**Given request:** Once the pictures are set aside, transcribe the remaining data exactly.
─── Record excerpts ───
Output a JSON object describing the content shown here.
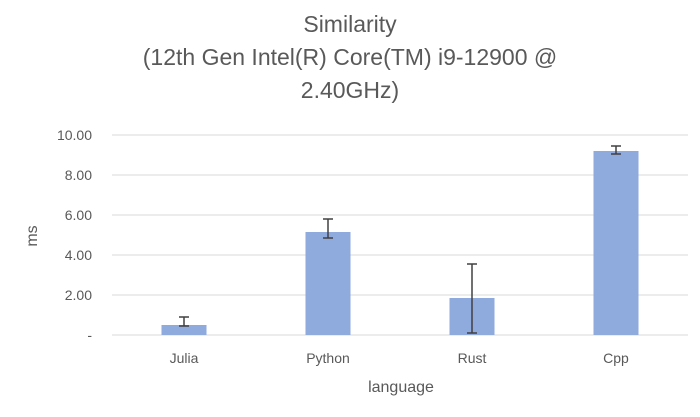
{
  "chart_data": {
    "type": "bar",
    "title": [
      "Similarity",
      "(12th Gen Intel(R) Core(TM) i9-12900 @",
      "2.40GHz)"
    ],
    "xlabel": "language",
    "ylabel": "ms",
    "categories": [
      "Julia",
      "Python",
      "Rust",
      "Cpp"
    ],
    "values": [
      0.5,
      5.15,
      1.85,
      9.2
    ],
    "error_low": [
      0.45,
      4.85,
      0.1,
      9.05
    ],
    "error_high": [
      0.9,
      5.8,
      3.55,
      9.45
    ],
    "ylim": [
      0,
      10
    ],
    "yticks": [
      0,
      2,
      4,
      6,
      8,
      10
    ],
    "ytick_labels": [
      "-",
      "2.00",
      "4.00",
      "6.00",
      "8.00",
      "10.00"
    ],
    "grid": true,
    "bar_color": "#8faadc",
    "errorbar_color": "#404040",
    "grid_color": "#d9d9d9"
  }
}
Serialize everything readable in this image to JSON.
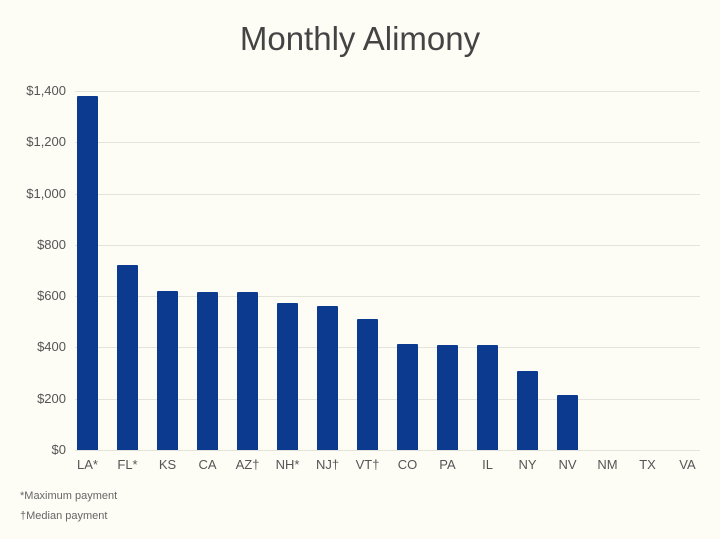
───
**The solution:**
Output a JSON object describing the content shown here.
{
  "chart_data": {
    "type": "bar",
    "title": [
      "Similarity",
      "(12th Gen Intel(R) Core(TM) i9-12900 @",
      "2.40GHz)"
    ],
    "xlabel": "language",
    "ylabel": "ms",
    "categories": [
      "Julia",
      "Python",
      "Rust",
      "Cpp"
    ],
    "values": [
      0.5,
      5.15,
      1.85,
      9.2
    ],
    "error_low": [
      0.45,
      4.85,
      0.1,
      9.05
    ],
    "error_high": [
      0.9,
      5.8,
      3.55,
      9.45
    ],
    "ylim": [
      0,
      10
    ],
    "yticks": [
      0,
      2,
      4,
      6,
      8,
      10
    ],
    "ytick_labels": [
      "-",
      "2.00",
      "4.00",
      "6.00",
      "8.00",
      "10.00"
    ],
    "grid": true,
    "bar_color": "#8faadc",
    "errorbar_color": "#404040",
    "grid_color": "#d9d9d9"
  }
}
Serialize everything readable in this image to JSON.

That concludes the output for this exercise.